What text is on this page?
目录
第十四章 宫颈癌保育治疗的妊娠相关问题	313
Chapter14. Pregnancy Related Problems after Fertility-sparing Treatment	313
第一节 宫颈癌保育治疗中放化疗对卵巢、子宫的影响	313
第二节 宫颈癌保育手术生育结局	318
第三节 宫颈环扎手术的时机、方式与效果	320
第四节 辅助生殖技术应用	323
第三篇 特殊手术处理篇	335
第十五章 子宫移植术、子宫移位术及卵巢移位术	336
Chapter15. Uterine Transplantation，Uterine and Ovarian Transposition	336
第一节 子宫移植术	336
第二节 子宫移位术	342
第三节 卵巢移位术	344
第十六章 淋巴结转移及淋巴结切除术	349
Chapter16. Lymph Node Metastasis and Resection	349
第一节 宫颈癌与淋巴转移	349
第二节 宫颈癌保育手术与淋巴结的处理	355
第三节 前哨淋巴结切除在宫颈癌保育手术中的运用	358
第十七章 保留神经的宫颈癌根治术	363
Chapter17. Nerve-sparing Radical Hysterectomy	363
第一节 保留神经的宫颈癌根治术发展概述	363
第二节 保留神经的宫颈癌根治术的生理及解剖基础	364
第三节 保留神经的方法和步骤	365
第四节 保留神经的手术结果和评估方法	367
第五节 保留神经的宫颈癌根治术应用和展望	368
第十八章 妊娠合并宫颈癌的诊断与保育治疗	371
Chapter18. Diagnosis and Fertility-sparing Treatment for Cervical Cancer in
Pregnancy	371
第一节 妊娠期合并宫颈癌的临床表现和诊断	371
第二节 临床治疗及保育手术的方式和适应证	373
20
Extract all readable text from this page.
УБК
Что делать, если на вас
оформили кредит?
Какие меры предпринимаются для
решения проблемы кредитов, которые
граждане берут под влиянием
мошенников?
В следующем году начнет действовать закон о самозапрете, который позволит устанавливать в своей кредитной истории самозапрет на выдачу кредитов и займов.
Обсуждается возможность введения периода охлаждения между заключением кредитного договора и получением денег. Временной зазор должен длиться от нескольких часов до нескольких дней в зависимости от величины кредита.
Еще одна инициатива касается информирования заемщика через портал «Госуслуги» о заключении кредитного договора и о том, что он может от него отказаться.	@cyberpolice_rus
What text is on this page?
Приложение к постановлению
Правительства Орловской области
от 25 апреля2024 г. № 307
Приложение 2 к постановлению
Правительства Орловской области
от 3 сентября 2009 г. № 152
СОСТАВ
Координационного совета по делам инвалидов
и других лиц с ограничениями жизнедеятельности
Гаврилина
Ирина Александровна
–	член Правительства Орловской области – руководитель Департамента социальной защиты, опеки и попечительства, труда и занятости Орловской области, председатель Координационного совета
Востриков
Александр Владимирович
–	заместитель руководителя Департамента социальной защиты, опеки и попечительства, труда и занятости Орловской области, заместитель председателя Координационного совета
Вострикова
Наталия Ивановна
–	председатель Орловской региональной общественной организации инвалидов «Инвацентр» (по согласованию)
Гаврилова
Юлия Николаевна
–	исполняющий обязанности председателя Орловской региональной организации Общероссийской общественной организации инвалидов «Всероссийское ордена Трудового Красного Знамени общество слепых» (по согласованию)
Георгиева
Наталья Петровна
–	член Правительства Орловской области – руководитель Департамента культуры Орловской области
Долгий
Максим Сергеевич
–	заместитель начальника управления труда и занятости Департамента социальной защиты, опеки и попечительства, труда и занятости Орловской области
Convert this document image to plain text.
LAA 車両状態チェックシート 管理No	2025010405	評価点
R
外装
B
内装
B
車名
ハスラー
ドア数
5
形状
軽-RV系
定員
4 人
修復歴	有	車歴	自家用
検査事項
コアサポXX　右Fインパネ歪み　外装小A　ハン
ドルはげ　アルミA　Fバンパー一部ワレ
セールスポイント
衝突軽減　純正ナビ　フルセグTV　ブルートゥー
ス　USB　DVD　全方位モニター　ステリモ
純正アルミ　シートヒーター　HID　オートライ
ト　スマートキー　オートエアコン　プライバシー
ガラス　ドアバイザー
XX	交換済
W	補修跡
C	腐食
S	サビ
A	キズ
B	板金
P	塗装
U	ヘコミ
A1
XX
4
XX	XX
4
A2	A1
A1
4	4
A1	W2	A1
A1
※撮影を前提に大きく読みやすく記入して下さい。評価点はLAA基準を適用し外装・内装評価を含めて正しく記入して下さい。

■ OBJECTIVE: The lines to reproduce run from the line containing "Convert this document image to plain text." to the end of the listing; write them out exactly and add nothing.

■ WRITTEN ANSWER:
Convert this document image to plain text.
LAA 車両状態チェックシート 管理No	2025010405	評価点
R
外装
B
内装
B
車名
ハスラー
ドア数
5
形状
軽-RV系
定員
4 人
修復歴	有	車歴	自家用
検査事項
コアサポXX　右Fインパネ歪み　外装小A　ハン
ドルはげ　アルミA　Fバンパー一部ワレ
セールスポイント
衝突軽減　純正ナビ　フルセグTV　ブルートゥー
ス　USB　DVD　全方位モニター　ステリモ
純正アルミ　シートヒーター　HID　オートライ
ト　スマートキー　オートエアコン　プライバシー
ガラス　ドアバイザー
XX	交換済
W	補修跡
C	腐食
S	サビ
A	キズ
B	板金
P	塗装
U	ヘコミ
A1
XX
4
XX	XX
4
A2	A1
A1
4	4
A1	W2	A1
A1
※撮影を前提に大きく読みやすく記入して下さい。評価点はLAA基準を適用し外装・内装評価を含めて正しく記入して下さい。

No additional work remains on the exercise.